++++ MATERIAL SUPPLIED ++++

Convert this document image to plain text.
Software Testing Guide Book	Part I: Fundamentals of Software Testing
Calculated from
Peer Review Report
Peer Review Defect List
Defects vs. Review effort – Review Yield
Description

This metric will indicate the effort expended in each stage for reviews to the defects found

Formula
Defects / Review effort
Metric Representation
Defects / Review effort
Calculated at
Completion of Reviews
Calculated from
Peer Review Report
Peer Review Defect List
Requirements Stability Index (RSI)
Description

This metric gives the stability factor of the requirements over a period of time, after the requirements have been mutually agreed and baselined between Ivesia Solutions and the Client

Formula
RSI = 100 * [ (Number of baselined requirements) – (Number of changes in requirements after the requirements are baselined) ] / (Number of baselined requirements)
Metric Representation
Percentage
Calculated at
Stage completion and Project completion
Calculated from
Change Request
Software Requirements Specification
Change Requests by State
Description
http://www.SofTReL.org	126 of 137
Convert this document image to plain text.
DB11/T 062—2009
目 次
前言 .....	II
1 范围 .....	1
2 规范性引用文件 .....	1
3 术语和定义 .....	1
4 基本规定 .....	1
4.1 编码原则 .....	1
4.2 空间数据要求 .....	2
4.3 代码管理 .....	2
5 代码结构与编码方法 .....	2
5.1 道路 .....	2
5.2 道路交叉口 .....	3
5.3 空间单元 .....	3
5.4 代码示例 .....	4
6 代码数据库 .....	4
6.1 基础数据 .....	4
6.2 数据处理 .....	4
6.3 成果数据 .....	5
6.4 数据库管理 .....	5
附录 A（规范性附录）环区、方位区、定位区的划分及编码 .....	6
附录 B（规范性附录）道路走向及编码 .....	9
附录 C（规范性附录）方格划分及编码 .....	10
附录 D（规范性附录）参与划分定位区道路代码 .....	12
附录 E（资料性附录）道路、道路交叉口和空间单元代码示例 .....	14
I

++++

EXERCISE INSTRUCTIONS: Determine how many lines in the records contain "effort", and reply with the number only.

ANSWER TO THE PROBLEM: 4